Start MATERIAL FOR THIS TASK

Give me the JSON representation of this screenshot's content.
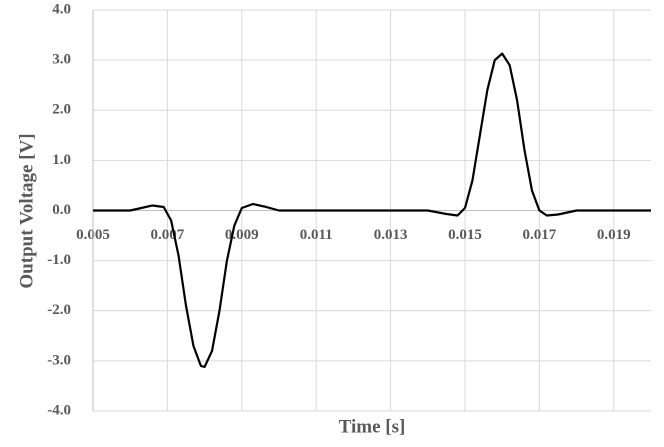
{
  "chart_data": {
    "type": "line",
    "x_label": "Time [s]",
    "y_label": "Output Voltage [V]",
    "xlim": [
      0.005,
      0.02
    ],
    "ylim": [
      -4,
      4
    ],
    "xticks": [
      0.005,
      0.007,
      0.009,
      0.011,
      0.013,
      0.015,
      0.017,
      0.019
    ],
    "yticks": [
      {
        "value": -4,
        "label": "-4.0"
      },
      {
        "value": -3,
        "label": "-3.0"
      },
      {
        "value": -2,
        "label": "-2.0"
      },
      {
        "value": -1,
        "label": "-1.0"
      },
      {
        "value": 0,
        "label": "0.0"
      },
      {
        "value": 1,
        "label": "1.0"
      },
      {
        "value": 2,
        "label": "2.0"
      },
      {
        "value": 3,
        "label": "3.0"
      },
      {
        "value": 4,
        "label": "4.0"
      }
    ],
    "grid": true,
    "series": [
      {
        "color": "#000000",
        "x": [
          0.005,
          0.0055,
          0.006,
          0.0063,
          0.0066,
          0.0069,
          0.0071,
          0.0073,
          0.0075,
          0.0077,
          0.0079,
          0.008,
          0.0082,
          0.0084,
          0.0086,
          0.0088,
          0.009,
          0.0093,
          0.0096,
          0.01,
          0.011,
          0.012,
          0.013,
          0.014,
          0.0145,
          0.0148,
          0.015,
          0.0152,
          0.0154,
          0.0156,
          0.0158,
          0.016,
          0.0162,
          0.0164,
          0.0166,
          0.0168,
          0.017,
          0.0172,
          0.0175,
          0.018,
          0.019,
          0.02
        ],
        "values": [
          0,
          0,
          0,
          0.05,
          0.1,
          0.07,
          -0.2,
          -0.9,
          -1.9,
          -2.7,
          -3.1,
          -3.12,
          -2.8,
          -2.0,
          -1.0,
          -0.3,
          0.05,
          0.13,
          0.08,
          0,
          0,
          0,
          0,
          0,
          -0.07,
          -0.1,
          0.05,
          0.6,
          1.5,
          2.4,
          3.0,
          3.13,
          2.9,
          2.2,
          1.2,
          0.4,
          0,
          -0.1,
          -0.08,
          0,
          0,
          0
        ]
      }
    ]
  }
}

End MATERIAL FOR THIS TASK

◆ **DO THIS**:
The listing above needs to be output again exactly. Don't include the pictures.

◆ **COMPLETE OUTPUT**:
Give me the JSON representation of this screenshot's content.
{
  "chart_data": {
    "type": "line",
    "x_label": "Time [s]",
    "y_label": "Output Voltage [V]",
    "xlim": [
      0.005,
      0.02
    ],
    "ylim": [
      -4,
      4
    ],
    "xticks": [
      0.005,
      0.007,
      0.009,
      0.011,
      0.013,
      0.015,
      0.017,
      0.019
    ],
    "yticks": [
      {
        "value": -4,
        "label": "-4.0"
      },
      {
        "value": -3,
        "label": "-3.0"
      },
      {
        "value": -2,
        "label": "-2.0"
      },
      {
        "value": -1,
        "label": "-1.0"
      },
      {
        "value": 0,
        "label": "0.0"
      },
      {
        "value": 1,
        "label": "1.0"
      },
      {
        "value": 2,
        "label": "2.0"
      },
      {
        "value": 3,
        "label": "3.0"
      },
      {
        "value": 4,
        "label": "4.0"
      }
    ],
    "grid": true,
    "series": [
      {
        "color": "#000000",
        "x": [
          0.005,
          0.0055,
          0.006,
          0.0063,
          0.0066,
          0.0069,
          0.0071,
          0.0073,
          0.0075,
          0.0077,
          0.0079,
          0.008,
          0.0082,
          0.0084,
          0.0086,
          0.0088,
          0.009,
          0.0093,
          0.0096,
          0.01,
          0.011,
          0.012,
          0.013,
          0.014,
          0.0145,
          0.0148,
          0.015,
          0.0152,
          0.0154,
          0.0156,
          0.0158,
          0.016,
          0.0162,
          0.0164,
          0.0166,
          0.0168,
          0.017,
          0.0172,
          0.0175,
          0.018,
          0.019,
          0.02
        ],
        "values": [
          0,
          0,
          0,
          0.05,
          0.1,
          0.07,
          -0.2,
          -0.9,
          -1.9,
          -2.7,
          -3.1,
          -3.12,
          -2.8,
          -2.0,
          -1.0,
          -0.3,
          0.05,
          0.13,
          0.08,
          0,
          0,
          0,
          0,
          0,
          -0.07,
          -0.1,
          0.05,
          0.6,
          1.5,
          2.4,
          3.0,
          3.13,
          2.9,
          2.2,
          1.2,
          0.4,
          0,
          -0.1,
          -0.08,
          0,
          0,
          0
        ]
      }
    ]
  }
}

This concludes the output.